- Figure content listings:

++++++++++++++++++++

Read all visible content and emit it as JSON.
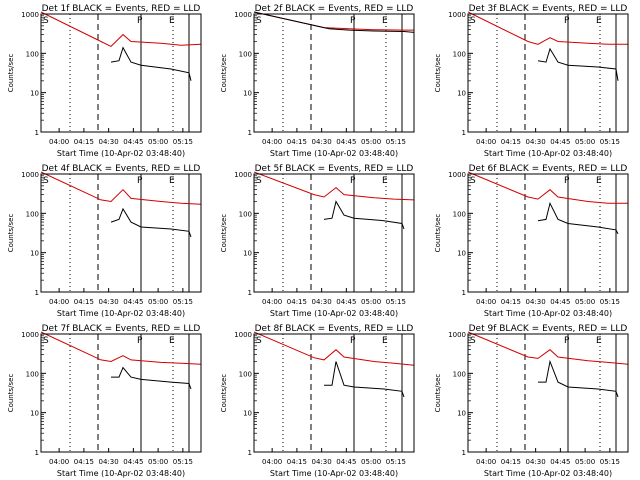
{
  "chart_data": {
    "type": "line",
    "title_template": "Det {d} BLACK = Events, RED = LLD",
    "xlabel": "Start Time (10-Apr-02 03:48:40)",
    "ylabel": "Counts/sec",
    "yscale": "log",
    "ylim": [
      1,
      1000
    ],
    "ytick_labels": [
      "1",
      "10",
      "100",
      "1000"
    ],
    "xlim": [
      "03:49",
      "05:26"
    ],
    "xtick_labels": [
      "04:00",
      "04:15",
      "04:30",
      "04:45",
      "05:00",
      "05:15"
    ],
    "markers": {
      "S": "S",
      "P": "P",
      "E": "E"
    },
    "series_colors": {
      "events": "#000000",
      "lld": "#d40000"
    },
    "panels": [
      {
        "detector": "1f",
        "events": [
          [
            0,
            0
          ],
          [
            70,
            60
          ],
          [
            78,
            65
          ],
          [
            82,
            140
          ],
          [
            90,
            60
          ],
          [
            100,
            50
          ],
          [
            130,
            40
          ],
          [
            148,
            32
          ],
          [
            150,
            20
          ]
        ],
        "lld": [
          [
            0,
            1500
          ],
          [
            60,
            200
          ],
          [
            70,
            150
          ],
          [
            82,
            300
          ],
          [
            90,
            200
          ],
          [
            120,
            180
          ],
          [
            140,
            160
          ],
          [
            160,
            170
          ]
        ],
        "lines": {
          "dashed": 57,
          "solid1": 100,
          "solid2": 148
        }
      },
      {
        "detector": "2f",
        "events": [
          [
            0,
            1500
          ],
          [
            75,
            420
          ],
          [
            95,
            390
          ],
          [
            120,
            370
          ],
          [
            150,
            360
          ],
          [
            160,
            340
          ]
        ],
        "lld": [
          [
            0,
            1500
          ],
          [
            70,
            450
          ],
          [
            95,
            420
          ],
          [
            120,
            400
          ],
          [
            150,
            390
          ],
          [
            160,
            390
          ]
        ],
        "lines": {
          "dashed": 57,
          "solid1": 100,
          "solid2": 148
        }
      },
      {
        "detector": "3f",
        "events": [
          [
            0,
            0
          ],
          [
            70,
            65
          ],
          [
            78,
            60
          ],
          [
            82,
            130
          ],
          [
            90,
            60
          ],
          [
            100,
            50
          ],
          [
            130,
            45
          ],
          [
            148,
            40
          ],
          [
            150,
            20
          ]
        ],
        "lld": [
          [
            0,
            1500
          ],
          [
            60,
            200
          ],
          [
            70,
            170
          ],
          [
            82,
            250
          ],
          [
            90,
            200
          ],
          [
            120,
            180
          ],
          [
            140,
            170
          ],
          [
            160,
            170
          ]
        ],
        "lines": {
          "dashed": 57,
          "solid1": 100,
          "solid2": 148
        }
      },
      {
        "detector": "4f",
        "events": [
          [
            0,
            0
          ],
          [
            70,
            60
          ],
          [
            78,
            70
          ],
          [
            82,
            130
          ],
          [
            90,
            60
          ],
          [
            100,
            45
          ],
          [
            130,
            40
          ],
          [
            148,
            35
          ],
          [
            150,
            25
          ]
        ],
        "lld": [
          [
            0,
            1500
          ],
          [
            60,
            220
          ],
          [
            70,
            200
          ],
          [
            82,
            400
          ],
          [
            90,
            240
          ],
          [
            120,
            200
          ],
          [
            140,
            180
          ],
          [
            160,
            170
          ]
        ],
        "lines": {
          "dashed": 57,
          "solid1": 100,
          "solid2": 148
        }
      },
      {
        "detector": "5f",
        "events": [
          [
            0,
            0
          ],
          [
            70,
            70
          ],
          [
            78,
            75
          ],
          [
            82,
            200
          ],
          [
            90,
            90
          ],
          [
            100,
            75
          ],
          [
            130,
            65
          ],
          [
            148,
            55
          ],
          [
            150,
            40
          ]
        ],
        "lld": [
          [
            0,
            1500
          ],
          [
            60,
            300
          ],
          [
            70,
            260
          ],
          [
            82,
            450
          ],
          [
            90,
            300
          ],
          [
            120,
            250
          ],
          [
            140,
            230
          ],
          [
            160,
            220
          ]
        ],
        "lines": {
          "dashed": 57,
          "solid1": 100,
          "solid2": 148
        }
      },
      {
        "detector": "6f",
        "events": [
          [
            0,
            0
          ],
          [
            70,
            65
          ],
          [
            78,
            70
          ],
          [
            82,
            180
          ],
          [
            90,
            70
          ],
          [
            100,
            55
          ],
          [
            130,
            45
          ],
          [
            148,
            38
          ],
          [
            150,
            30
          ]
        ],
        "lld": [
          [
            0,
            1500
          ],
          [
            60,
            260
          ],
          [
            70,
            230
          ],
          [
            82,
            400
          ],
          [
            90,
            260
          ],
          [
            120,
            200
          ],
          [
            140,
            180
          ],
          [
            160,
            180
          ]
        ],
        "lines": {
          "dashed": 57,
          "solid1": 100,
          "solid2": 148
        }
      },
      {
        "detector": "7f",
        "events": [
          [
            0,
            0
          ],
          [
            70,
            80
          ],
          [
            78,
            80
          ],
          [
            82,
            140
          ],
          [
            90,
            80
          ],
          [
            100,
            70
          ],
          [
            130,
            60
          ],
          [
            148,
            55
          ],
          [
            150,
            40
          ]
        ],
        "lld": [
          [
            0,
            1500
          ],
          [
            60,
            220
          ],
          [
            70,
            200
          ],
          [
            82,
            280
          ],
          [
            90,
            220
          ],
          [
            120,
            190
          ],
          [
            140,
            180
          ],
          [
            160,
            170
          ]
        ],
        "lines": {
          "dashed": 57,
          "solid1": 100,
          "solid2": 148
        }
      },
      {
        "detector": "8f",
        "events": [
          [
            0,
            0
          ],
          [
            70,
            50
          ],
          [
            78,
            50
          ],
          [
            82,
            200
          ],
          [
            90,
            50
          ],
          [
            100,
            45
          ],
          [
            130,
            40
          ],
          [
            148,
            35
          ],
          [
            150,
            25
          ]
        ],
        "lld": [
          [
            0,
            1500
          ],
          [
            60,
            250
          ],
          [
            70,
            220
          ],
          [
            82,
            400
          ],
          [
            90,
            260
          ],
          [
            120,
            200
          ],
          [
            140,
            180
          ],
          [
            160,
            160
          ]
        ],
        "lines": {
          "dashed": 57,
          "solid1": 100,
          "solid2": 148
        }
      },
      {
        "detector": "9f",
        "events": [
          [
            0,
            0
          ],
          [
            70,
            60
          ],
          [
            78,
            60
          ],
          [
            82,
            200
          ],
          [
            90,
            60
          ],
          [
            100,
            45
          ],
          [
            130,
            40
          ],
          [
            148,
            35
          ],
          [
            150,
            25
          ]
        ],
        "lld": [
          [
            0,
            1500
          ],
          [
            60,
            260
          ],
          [
            70,
            240
          ],
          [
            82,
            400
          ],
          [
            90,
            260
          ],
          [
            120,
            210
          ],
          [
            140,
            190
          ],
          [
            160,
            170
          ]
        ],
        "lines": {
          "dashed": 57,
          "solid1": 100,
          "solid2": 148
        }
      }
    ]
  }
}
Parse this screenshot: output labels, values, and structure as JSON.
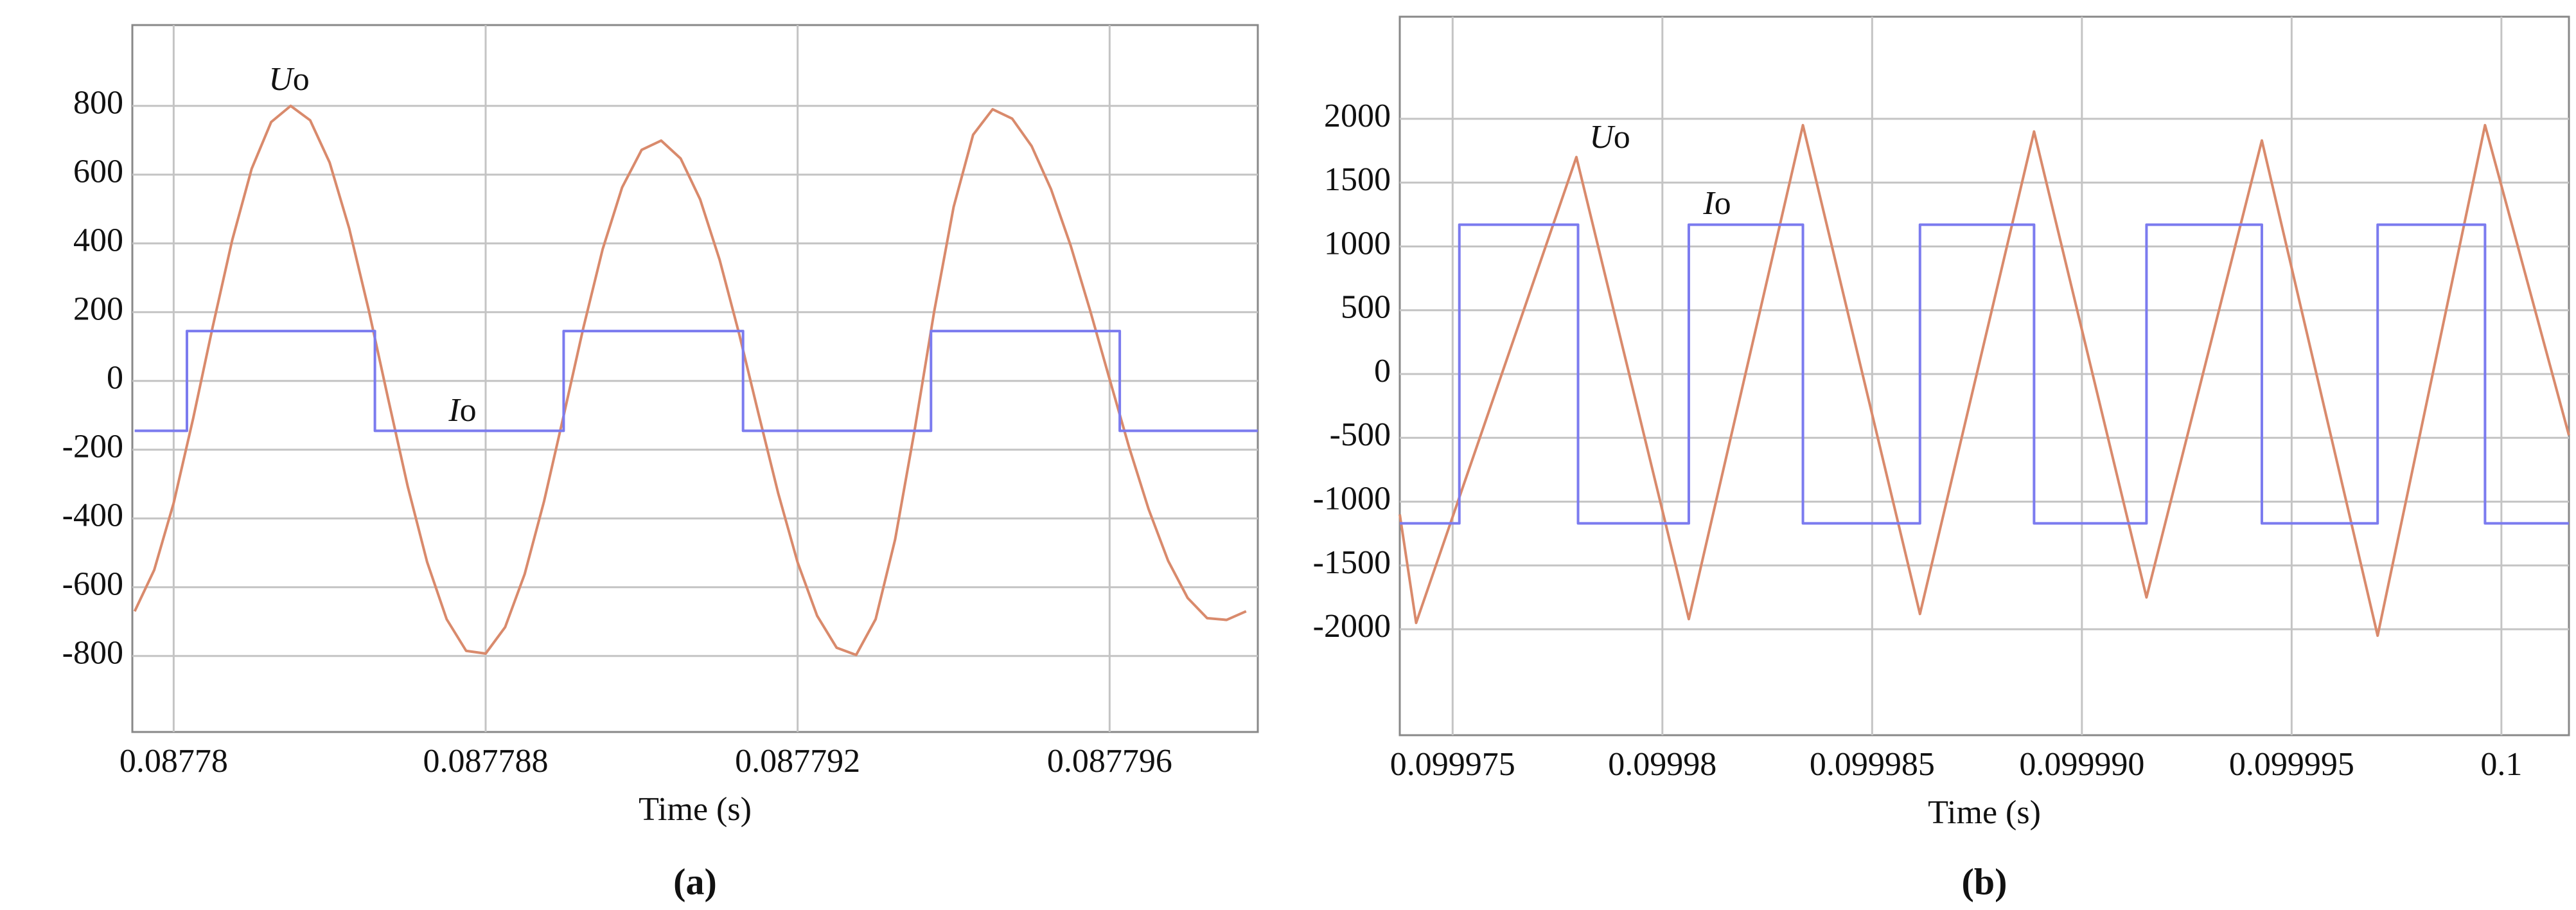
{
  "chart_data": [
    {
      "type": "line",
      "xlabel": "Time (s)",
      "caption": "(a)",
      "xlim": [
        0.08778347,
        0.0877979
      ],
      "ylim": [
        -1021,
        1035
      ],
      "xticks": [
        {
          "value": 0.087784,
          "label": "0.08778"
        },
        0.087788,
        0.087792,
        0.087796
      ],
      "yticks": [
        -800,
        -600,
        -400,
        -200,
        0,
        200,
        400,
        600,
        800
      ],
      "grid": true,
      "series": [
        {
          "name": "Uo",
          "color": "#d98a6c",
          "x": [
            0.0877835,
            0.08778375,
            0.087784,
            0.08778425,
            0.0877845,
            0.08778475,
            0.087785,
            0.08778525,
            0.0877855,
            0.08778575,
            0.087786,
            0.08778625,
            0.0877865,
            0.08778675,
            0.087787,
            0.08778725,
            0.0877875,
            0.08778775,
            0.087788,
            0.08778825,
            0.0877885,
            0.08778875,
            0.087789,
            0.08778925,
            0.0877895,
            0.08778975,
            0.08779,
            0.08779025,
            0.0877905,
            0.08779075,
            0.087791,
            0.08779125,
            0.0877915,
            0.08779175,
            0.087792,
            0.08779225,
            0.0877925,
            0.08779275,
            0.087793,
            0.08779325,
            0.0877935,
            0.08779375,
            0.087794,
            0.08779425,
            0.0877945,
            0.08779475,
            0.087795,
            0.08779525,
            0.0877955,
            0.08779575,
            0.087796,
            0.08779625,
            0.0877965,
            0.08779675,
            0.087797,
            0.08779725,
            0.0877975,
            0.08779775
          ],
          "values": [
            -670,
            -550,
            -355,
            -109,
            157,
            409,
            617,
            753,
            800,
            758,
            635,
            444,
            207,
            -52,
            -306,
            -527,
            -693,
            -785,
            -793,
            -716,
            -562,
            -349,
            -101,
            152,
            383,
            563,
            672,
            699,
            647,
            528,
            352,
            137,
            -97,
            -326,
            -528,
            -683,
            -776,
            -797,
            -693,
            -461,
            -143,
            201,
            506,
            716,
            790,
            763,
            683,
            557,
            394,
            205,
            5,
            -193,
            -373,
            -523,
            -631,
            -690,
            -695,
            -670
          ]
        },
        {
          "name": "Io",
          "color": "#7b7bef",
          "x": [
            0.0877835,
            0.08778417,
            0.08778417,
            0.08778658,
            0.08778658,
            0.087789,
            0.087789,
            0.0877913,
            0.0877913,
            0.08779371,
            0.08779371,
            0.08779613,
            0.08779613,
            0.0877979
          ],
          "values": [
            -145,
            -145,
            145,
            145,
            -145,
            -145,
            145,
            145,
            -145,
            -145,
            145,
            145,
            -145,
            -145
          ]
        }
      ]
    },
    {
      "type": "line",
      "xlabel": "Time (s)",
      "caption": "(b)",
      "xlim": [
        0.09997374,
        0.10000161
      ],
      "ylim": [
        -2830,
        2800
      ],
      "xticks": [
        0.099975,
        0.09998,
        0.099985,
        {
          "value": 0.09999,
          "label": "0.099990"
        },
        0.099995,
        0.1
      ],
      "yticks": [
        -2000,
        -1500,
        -1000,
        -500,
        0,
        500,
        1000,
        1500,
        2000
      ],
      "grid": true,
      "series": [
        {
          "name": "Uo",
          "color": "#d98a6c",
          "x": [
            0.09997374,
            0.09997413,
            0.09997795,
            0.09998063,
            0.09998335,
            0.09998614,
            0.09998886,
            0.09999154,
            0.09999429,
            0.09999705,
            0.09999961,
            0.10000161
          ],
          "values": [
            -1100,
            -1950,
            1700,
            -1920,
            1950,
            -1880,
            1900,
            -1750,
            1830,
            -2050,
            1950,
            -480
          ]
        },
        {
          "name": "Io",
          "color": "#7b7bef",
          "x": [
            0.09997374,
            0.09997516,
            0.09997516,
            0.09997799,
            0.09997799,
            0.09998063,
            0.09998063,
            0.09998335,
            0.09998335,
            0.09998614,
            0.09998614,
            0.09998886,
            0.09998886,
            0.09999154,
            0.09999154,
            0.09999429,
            0.09999429,
            0.09999705,
            0.09999705,
            0.09999961,
            0.09999961,
            0.10000161
          ],
          "values": [
            -1170,
            -1170,
            1170,
            1170,
            -1170,
            -1170,
            1170,
            1170,
            -1170,
            -1170,
            1170,
            1170,
            -1170,
            -1170,
            1170,
            1170,
            -1170,
            -1170,
            1170,
            1170,
            -1170,
            -1170
          ]
        }
      ]
    }
  ]
}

++++++++++++++++++++

Find every line in the records above that holds the word "detector", and copy each one.

        "detector": "1f",
        "detector": "2f",
        "detector": "3f",
        "detector": "4f",
        "detector": "5f",
        "detector": "6f",
        "detector": "7f",
        "detector": "8f",
        "detector": "9f",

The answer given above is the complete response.